_Provided material_
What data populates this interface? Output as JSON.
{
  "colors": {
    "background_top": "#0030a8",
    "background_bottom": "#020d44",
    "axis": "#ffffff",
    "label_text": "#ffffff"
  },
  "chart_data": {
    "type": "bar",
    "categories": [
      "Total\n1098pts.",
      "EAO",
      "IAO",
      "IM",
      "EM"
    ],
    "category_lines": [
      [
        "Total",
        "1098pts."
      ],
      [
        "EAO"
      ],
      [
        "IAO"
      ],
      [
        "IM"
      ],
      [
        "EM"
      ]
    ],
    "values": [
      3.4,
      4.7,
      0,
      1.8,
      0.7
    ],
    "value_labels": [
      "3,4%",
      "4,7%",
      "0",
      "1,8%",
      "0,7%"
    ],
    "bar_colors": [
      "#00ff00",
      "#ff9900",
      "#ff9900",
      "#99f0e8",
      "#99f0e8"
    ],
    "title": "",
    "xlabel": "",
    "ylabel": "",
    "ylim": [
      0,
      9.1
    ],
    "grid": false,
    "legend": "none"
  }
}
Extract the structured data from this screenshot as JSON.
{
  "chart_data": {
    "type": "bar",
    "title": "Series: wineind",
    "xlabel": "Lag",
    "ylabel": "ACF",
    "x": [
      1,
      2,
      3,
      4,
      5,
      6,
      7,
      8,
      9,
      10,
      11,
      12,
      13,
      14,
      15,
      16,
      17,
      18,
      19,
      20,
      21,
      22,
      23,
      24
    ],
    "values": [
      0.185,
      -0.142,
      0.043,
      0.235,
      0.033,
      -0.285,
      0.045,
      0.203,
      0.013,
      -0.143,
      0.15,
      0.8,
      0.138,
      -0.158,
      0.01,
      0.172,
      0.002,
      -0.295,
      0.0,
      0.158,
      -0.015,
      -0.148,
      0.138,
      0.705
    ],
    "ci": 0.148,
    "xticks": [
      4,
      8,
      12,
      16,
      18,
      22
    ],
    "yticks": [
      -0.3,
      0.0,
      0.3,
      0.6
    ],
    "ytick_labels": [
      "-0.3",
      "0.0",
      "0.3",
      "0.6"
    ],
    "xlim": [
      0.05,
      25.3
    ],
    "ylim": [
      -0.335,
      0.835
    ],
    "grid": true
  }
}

_Brief_
Extract all of the data shown above without alteration.

_Task result_
What data populates this interface? Output as JSON.
{
  "colors": {
    "background_top": "#0030a8",
    "background_bottom": "#020d44",
    "axis": "#ffffff",
    "label_text": "#ffffff"
  },
  "chart_data": {
    "type": "bar",
    "categories": [
      "Total\n1098pts.",
      "EAO",
      "IAO",
      "IM",
      "EM"
    ],
    "category_lines": [
      [
        "Total",
        "1098pts."
      ],
      [
        "EAO"
      ],
      [
        "IAO"
      ],
      [
        "IM"
      ],
      [
        "EM"
      ]
    ],
    "values": [
      3.4,
      4.7,
      0,
      1.8,
      0.7
    ],
    "value_labels": [
      "3,4%",
      "4,7%",
      "0",
      "1,8%",
      "0,7%"
    ],
    "bar_colors": [
      "#00ff00",
      "#ff9900",
      "#ff9900",
      "#99f0e8",
      "#99f0e8"
    ],
    "title": "",
    "xlabel": "",
    "ylabel": "",
    "ylim": [
      0,
      9.1
    ],
    "grid": false,
    "legend": "none"
  }
}
Extract the structured data from this screenshot as JSON.
{
  "chart_data": {
    "type": "bar",
    "title": "Series: wineind",
    "xlabel": "Lag",
    "ylabel": "ACF",
    "x": [
      1,
      2,
      3,
      4,
      5,
      6,
      7,
      8,
      9,
      10,
      11,
      12,
      13,
      14,
      15,
      16,
      17,
      18,
      19,
      20,
      21,
      22,
      23,
      24
    ],
    "values": [
      0.185,
      -0.142,
      0.043,
      0.235,
      0.033,
      -0.285,
      0.045,
      0.203,
      0.013,
      -0.143,
      0.15,
      0.8,
      0.138,
      -0.158,
      0.01,
      0.172,
      0.002,
      -0.295,
      0.0,
      0.158,
      -0.015,
      -0.148,
      0.138,
      0.705
    ],
    "ci": 0.148,
    "xticks": [
      4,
      8,
      12,
      16,
      18,
      22
    ],
    "yticks": [
      -0.3,
      0.0,
      0.3,
      0.6
    ],
    "ytick_labels": [
      "-0.3",
      "0.0",
      "0.3",
      "0.6"
    ],
    "xlim": [
      0.05,
      25.3
    ],
    "ylim": [
      -0.335,
      0.835
    ],
    "grid": true
  }
}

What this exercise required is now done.